PROVIDED RECORDS:
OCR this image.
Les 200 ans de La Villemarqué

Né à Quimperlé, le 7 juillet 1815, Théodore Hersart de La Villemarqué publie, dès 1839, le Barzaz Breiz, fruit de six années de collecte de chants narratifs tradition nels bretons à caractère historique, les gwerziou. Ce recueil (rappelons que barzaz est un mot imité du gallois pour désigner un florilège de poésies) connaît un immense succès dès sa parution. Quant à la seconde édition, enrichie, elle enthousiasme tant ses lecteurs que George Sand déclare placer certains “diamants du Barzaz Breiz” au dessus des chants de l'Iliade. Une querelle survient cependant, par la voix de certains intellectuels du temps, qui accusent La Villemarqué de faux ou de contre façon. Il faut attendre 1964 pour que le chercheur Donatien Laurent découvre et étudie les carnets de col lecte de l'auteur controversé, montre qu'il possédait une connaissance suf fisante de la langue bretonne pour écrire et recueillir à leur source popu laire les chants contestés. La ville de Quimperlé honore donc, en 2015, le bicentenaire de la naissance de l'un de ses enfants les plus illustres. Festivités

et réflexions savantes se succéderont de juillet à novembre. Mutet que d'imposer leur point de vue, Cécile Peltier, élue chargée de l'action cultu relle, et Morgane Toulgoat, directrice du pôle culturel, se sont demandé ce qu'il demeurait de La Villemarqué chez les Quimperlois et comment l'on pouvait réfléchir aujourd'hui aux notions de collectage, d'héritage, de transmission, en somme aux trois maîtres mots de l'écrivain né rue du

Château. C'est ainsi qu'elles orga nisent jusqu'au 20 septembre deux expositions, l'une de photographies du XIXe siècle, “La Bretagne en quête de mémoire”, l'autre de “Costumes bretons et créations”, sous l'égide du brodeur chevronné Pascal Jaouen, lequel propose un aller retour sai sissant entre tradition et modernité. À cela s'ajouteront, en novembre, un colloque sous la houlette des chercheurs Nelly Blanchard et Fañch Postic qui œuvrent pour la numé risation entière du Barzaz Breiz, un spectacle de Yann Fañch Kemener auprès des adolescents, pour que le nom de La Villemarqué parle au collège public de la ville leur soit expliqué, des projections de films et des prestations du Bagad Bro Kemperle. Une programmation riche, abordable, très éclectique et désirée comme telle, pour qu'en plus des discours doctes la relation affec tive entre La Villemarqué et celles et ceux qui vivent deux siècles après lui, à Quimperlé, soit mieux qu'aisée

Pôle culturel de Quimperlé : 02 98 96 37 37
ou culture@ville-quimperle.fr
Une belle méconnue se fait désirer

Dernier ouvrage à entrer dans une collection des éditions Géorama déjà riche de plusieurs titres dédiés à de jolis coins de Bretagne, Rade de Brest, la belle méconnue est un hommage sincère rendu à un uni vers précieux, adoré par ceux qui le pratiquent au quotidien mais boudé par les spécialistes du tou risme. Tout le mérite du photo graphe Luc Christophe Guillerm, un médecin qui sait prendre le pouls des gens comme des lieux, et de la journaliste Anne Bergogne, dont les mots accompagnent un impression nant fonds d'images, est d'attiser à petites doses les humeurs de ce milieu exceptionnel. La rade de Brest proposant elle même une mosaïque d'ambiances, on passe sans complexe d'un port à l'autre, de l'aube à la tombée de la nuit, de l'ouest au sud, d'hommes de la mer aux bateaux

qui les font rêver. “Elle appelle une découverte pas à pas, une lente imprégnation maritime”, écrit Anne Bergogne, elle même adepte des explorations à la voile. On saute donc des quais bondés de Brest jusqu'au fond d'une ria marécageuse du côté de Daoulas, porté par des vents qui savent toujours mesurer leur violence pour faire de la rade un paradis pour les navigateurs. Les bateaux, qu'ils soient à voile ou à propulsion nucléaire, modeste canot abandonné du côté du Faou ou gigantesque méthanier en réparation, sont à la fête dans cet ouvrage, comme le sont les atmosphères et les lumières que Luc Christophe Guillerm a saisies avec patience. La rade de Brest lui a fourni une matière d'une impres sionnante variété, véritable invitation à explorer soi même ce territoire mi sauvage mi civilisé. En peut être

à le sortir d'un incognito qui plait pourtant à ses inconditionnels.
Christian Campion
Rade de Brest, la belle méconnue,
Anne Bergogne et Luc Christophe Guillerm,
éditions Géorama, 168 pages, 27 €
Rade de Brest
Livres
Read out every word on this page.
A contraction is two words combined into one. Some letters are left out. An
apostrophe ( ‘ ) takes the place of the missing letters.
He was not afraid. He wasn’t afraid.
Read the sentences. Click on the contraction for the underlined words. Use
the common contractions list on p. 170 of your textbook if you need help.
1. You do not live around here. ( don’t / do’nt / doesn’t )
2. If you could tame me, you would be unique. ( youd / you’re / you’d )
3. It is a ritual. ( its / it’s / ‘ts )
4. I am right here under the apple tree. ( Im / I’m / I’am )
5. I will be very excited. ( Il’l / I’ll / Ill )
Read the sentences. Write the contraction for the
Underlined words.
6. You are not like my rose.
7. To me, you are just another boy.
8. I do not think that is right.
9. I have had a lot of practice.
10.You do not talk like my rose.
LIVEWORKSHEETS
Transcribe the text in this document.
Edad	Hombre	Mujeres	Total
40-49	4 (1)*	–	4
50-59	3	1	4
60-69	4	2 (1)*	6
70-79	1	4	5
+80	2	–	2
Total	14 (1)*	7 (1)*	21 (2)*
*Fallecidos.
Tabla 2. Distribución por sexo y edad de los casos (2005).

EXERCISE PROMPT: Go through the records. Copy each line where "Total" appears.

EXPECTED ANSWER:
Edad	Hombre	Mujeres	Total
Total	14 (1)*	7 (1)*	21 (2)*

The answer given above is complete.